All of the listing below must be repeated word for word. Pictures are the only thing to omit.

__________

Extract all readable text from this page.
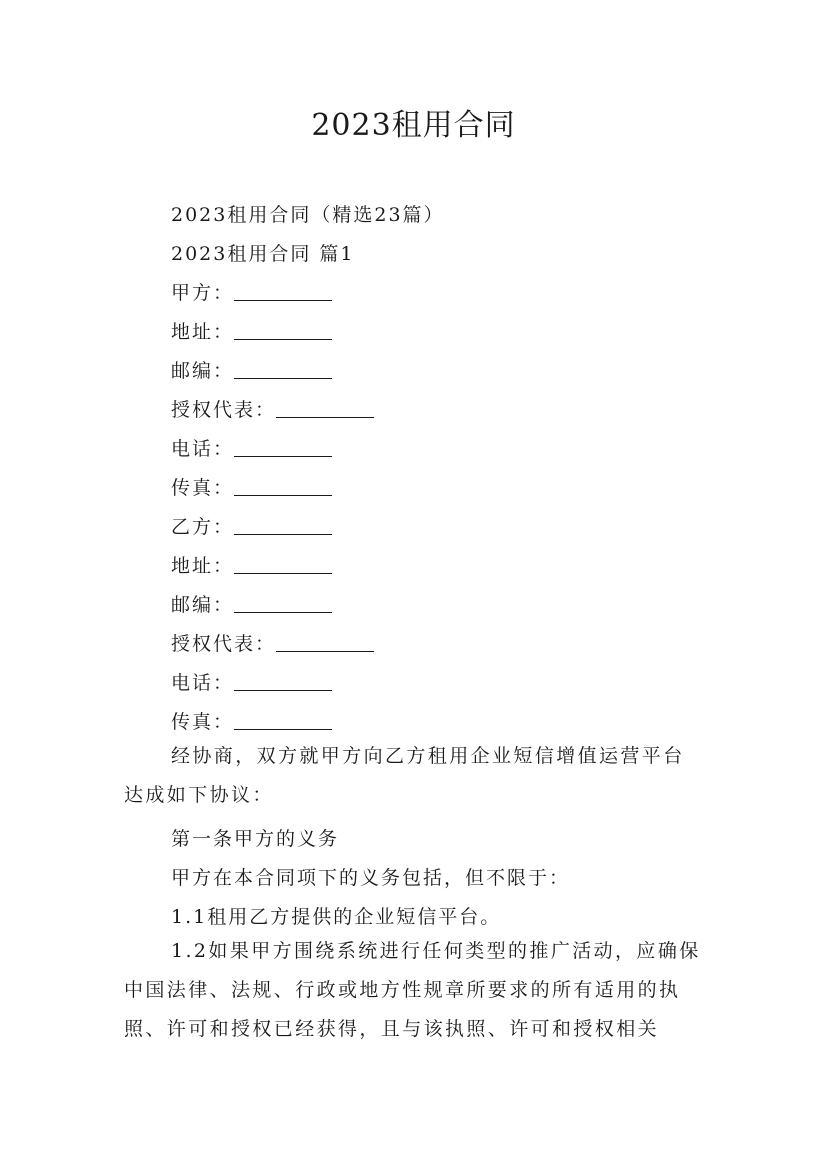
2023租用合同
2023租用合同（精选23篇）
2023租用合同 篇1
甲方：
地址：
邮编：
授权代表：
电话：
传真：
乙方：
地址：
邮编：
授权代表：
电话：
传真：

经协商，双方就甲方向乙方租用企业短信增值运营平台达成如下协议：

第一条甲方的义务
甲方在本合同项下的义务包括，但不限于：
1.1租用乙方提供的企业短信平台。

1.2如果甲方围绕系统进行任何类型的推广活动，应确保中国法律、法规、行政或地方性规章所要求的所有适用的执照、许可和授权已经获得，且与该执照、许可和授权相关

__________

*REPLY*:
Extract all readable text from this page.
2023租用合同
2023租用合同（精选23篇）
2023租用合同 篇1
甲方：
地址：
邮编：
授权代表：
电话：
传真：
乙方：
地址：
邮编：
授权代表：
电话：
传真：

经协商，双方就甲方向乙方租用企业短信增值运营平台达成如下协议：

第一条甲方的义务
甲方在本合同项下的义务包括，但不限于：
1.1租用乙方提供的企业短信平台。

1.2如果甲方围绕系统进行任何类型的推广活动，应确保中国法律、法规、行政或地方性规章所要求的所有适用的执照、许可和授权已经获得，且与该执照、许可和授权相关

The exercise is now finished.